Return the number of lines in which the word "segiempat" appears; add nothing else.

□ □ □ □ □

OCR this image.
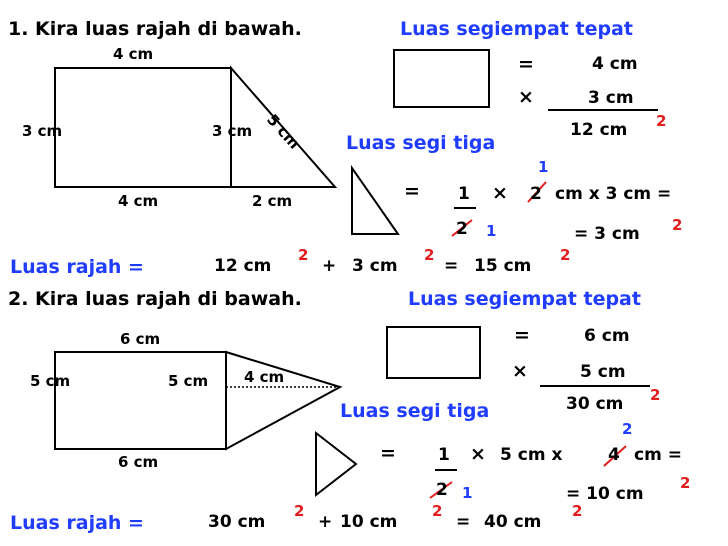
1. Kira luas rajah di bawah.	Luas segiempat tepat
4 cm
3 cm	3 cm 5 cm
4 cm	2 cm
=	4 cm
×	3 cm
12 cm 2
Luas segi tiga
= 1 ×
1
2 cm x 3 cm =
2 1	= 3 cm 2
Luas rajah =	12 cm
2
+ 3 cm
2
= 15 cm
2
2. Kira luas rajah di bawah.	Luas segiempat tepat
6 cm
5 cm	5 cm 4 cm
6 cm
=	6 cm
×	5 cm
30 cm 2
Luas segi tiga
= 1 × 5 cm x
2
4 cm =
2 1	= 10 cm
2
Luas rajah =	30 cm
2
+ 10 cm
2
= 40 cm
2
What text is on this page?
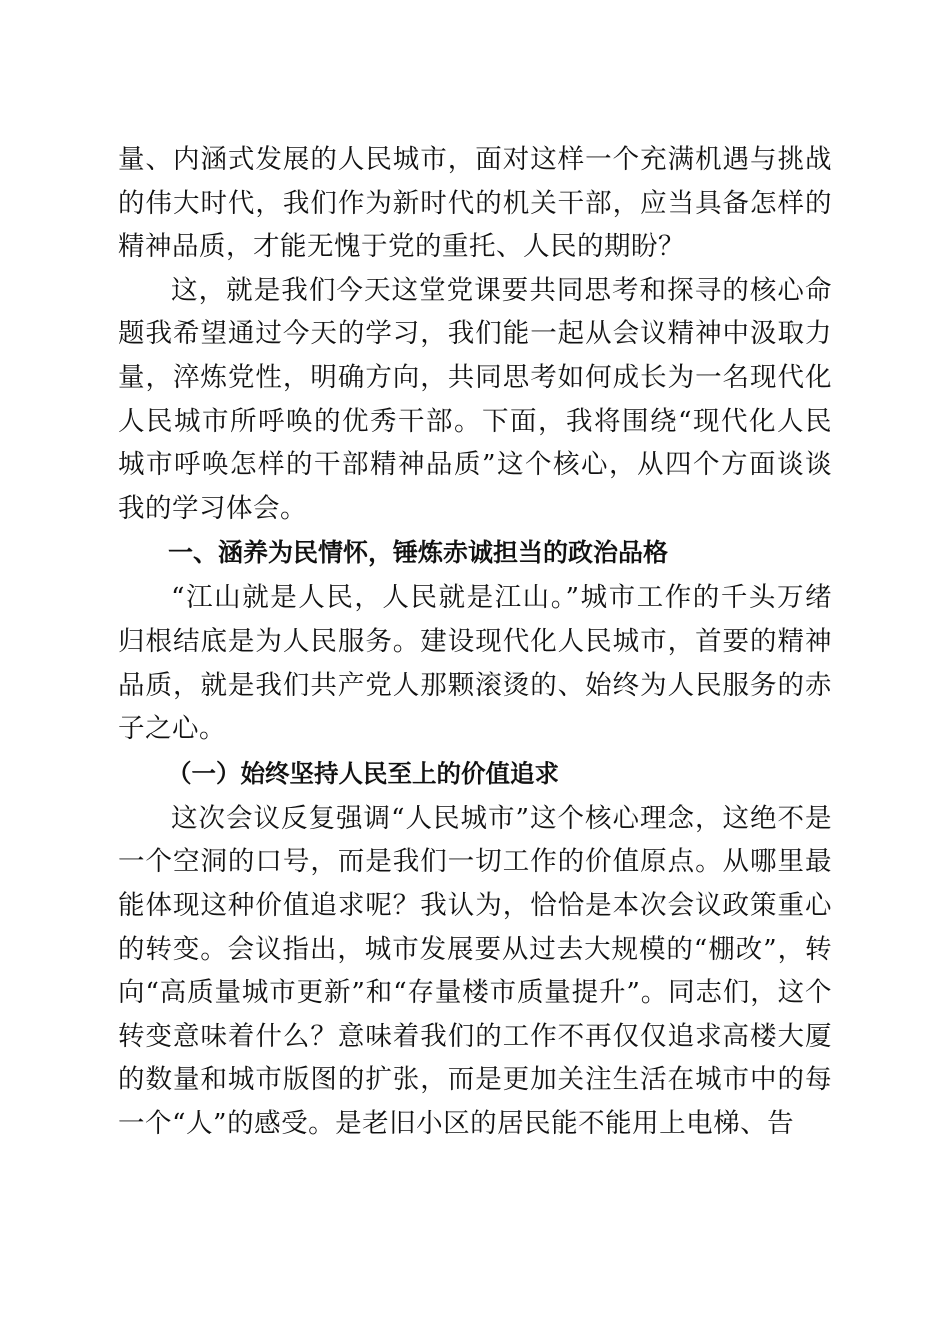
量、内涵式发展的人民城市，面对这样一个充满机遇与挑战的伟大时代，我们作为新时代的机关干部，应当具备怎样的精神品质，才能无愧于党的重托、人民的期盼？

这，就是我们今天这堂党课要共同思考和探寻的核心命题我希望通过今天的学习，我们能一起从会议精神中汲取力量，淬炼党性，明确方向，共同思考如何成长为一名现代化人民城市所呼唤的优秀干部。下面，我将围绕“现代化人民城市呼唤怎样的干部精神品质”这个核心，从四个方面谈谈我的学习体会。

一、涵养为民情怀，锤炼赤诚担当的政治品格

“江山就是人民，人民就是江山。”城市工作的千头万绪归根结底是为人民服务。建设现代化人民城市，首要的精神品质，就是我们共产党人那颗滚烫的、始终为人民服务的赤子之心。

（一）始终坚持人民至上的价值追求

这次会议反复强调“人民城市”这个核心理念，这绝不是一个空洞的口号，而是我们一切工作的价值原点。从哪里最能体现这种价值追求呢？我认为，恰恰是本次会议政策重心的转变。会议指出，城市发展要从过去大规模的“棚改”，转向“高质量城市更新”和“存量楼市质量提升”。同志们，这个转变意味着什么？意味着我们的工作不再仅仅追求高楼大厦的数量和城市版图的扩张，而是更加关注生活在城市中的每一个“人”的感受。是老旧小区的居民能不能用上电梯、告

□ □ □ □ □

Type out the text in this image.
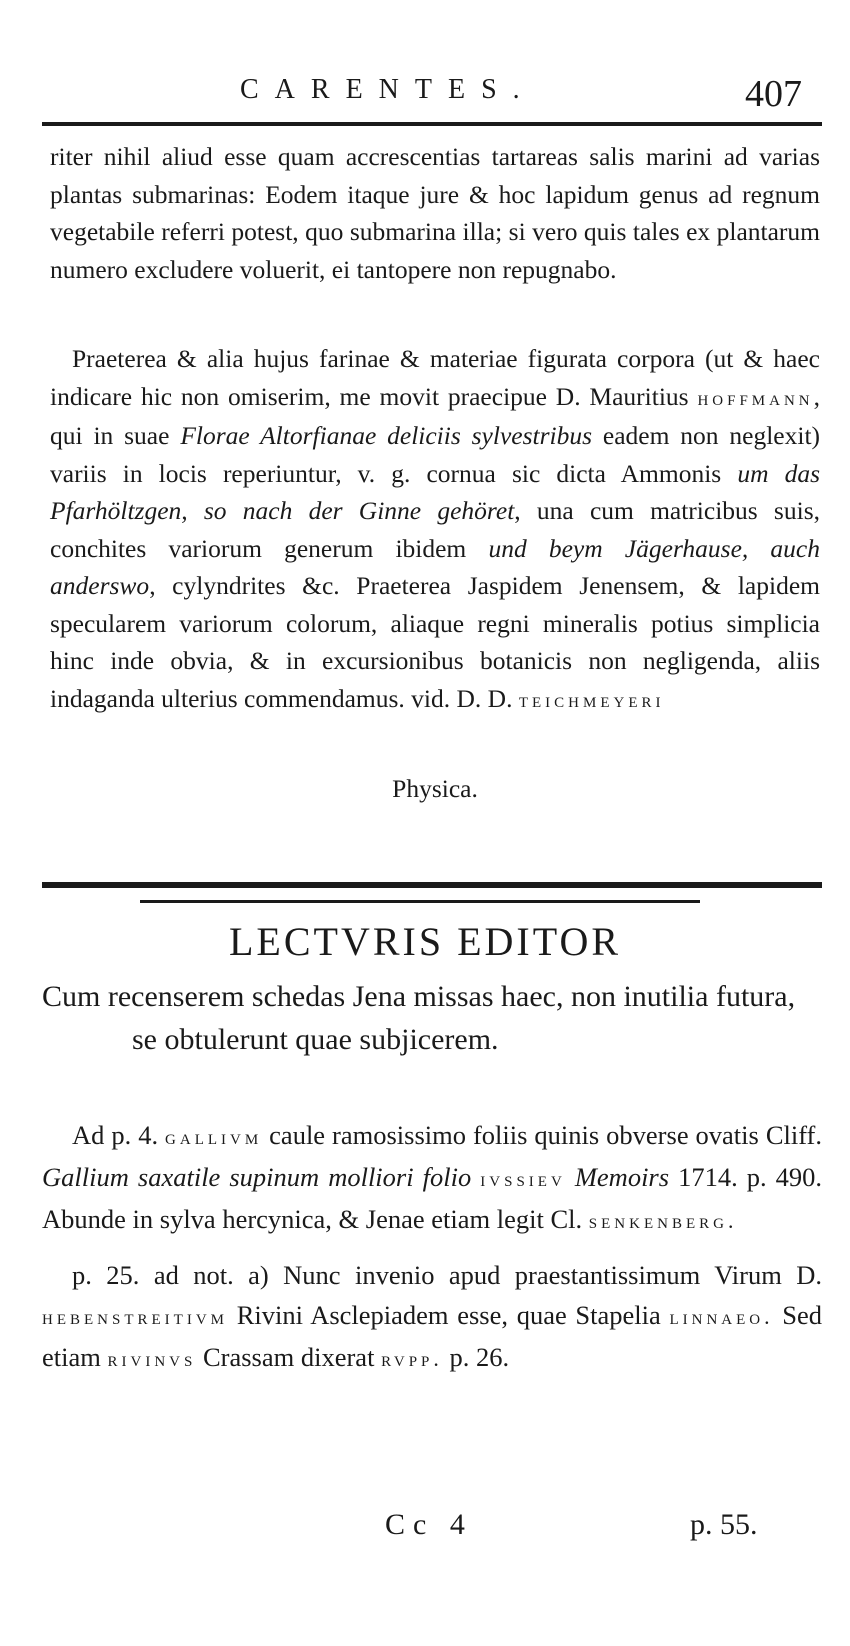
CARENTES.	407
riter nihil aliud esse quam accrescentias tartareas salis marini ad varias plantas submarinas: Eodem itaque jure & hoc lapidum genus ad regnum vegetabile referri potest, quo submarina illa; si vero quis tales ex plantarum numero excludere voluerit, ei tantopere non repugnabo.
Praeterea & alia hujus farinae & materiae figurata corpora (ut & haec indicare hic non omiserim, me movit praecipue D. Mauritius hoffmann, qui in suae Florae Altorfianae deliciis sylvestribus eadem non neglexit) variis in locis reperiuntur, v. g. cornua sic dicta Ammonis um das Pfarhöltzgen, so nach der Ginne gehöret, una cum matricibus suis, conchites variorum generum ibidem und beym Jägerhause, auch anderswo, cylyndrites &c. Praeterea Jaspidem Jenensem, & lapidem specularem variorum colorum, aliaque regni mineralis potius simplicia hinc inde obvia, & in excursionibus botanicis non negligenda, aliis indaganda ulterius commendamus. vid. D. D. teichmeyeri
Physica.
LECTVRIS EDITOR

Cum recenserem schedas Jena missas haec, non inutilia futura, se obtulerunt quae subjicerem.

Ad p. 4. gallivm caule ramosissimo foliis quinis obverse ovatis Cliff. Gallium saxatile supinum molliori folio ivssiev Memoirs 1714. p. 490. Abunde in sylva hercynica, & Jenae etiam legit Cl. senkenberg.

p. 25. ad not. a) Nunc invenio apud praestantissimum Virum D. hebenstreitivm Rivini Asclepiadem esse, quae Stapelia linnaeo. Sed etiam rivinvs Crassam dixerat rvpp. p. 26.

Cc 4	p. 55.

□ □ □ □ □

• **RESULT FOR THIS TASK**
2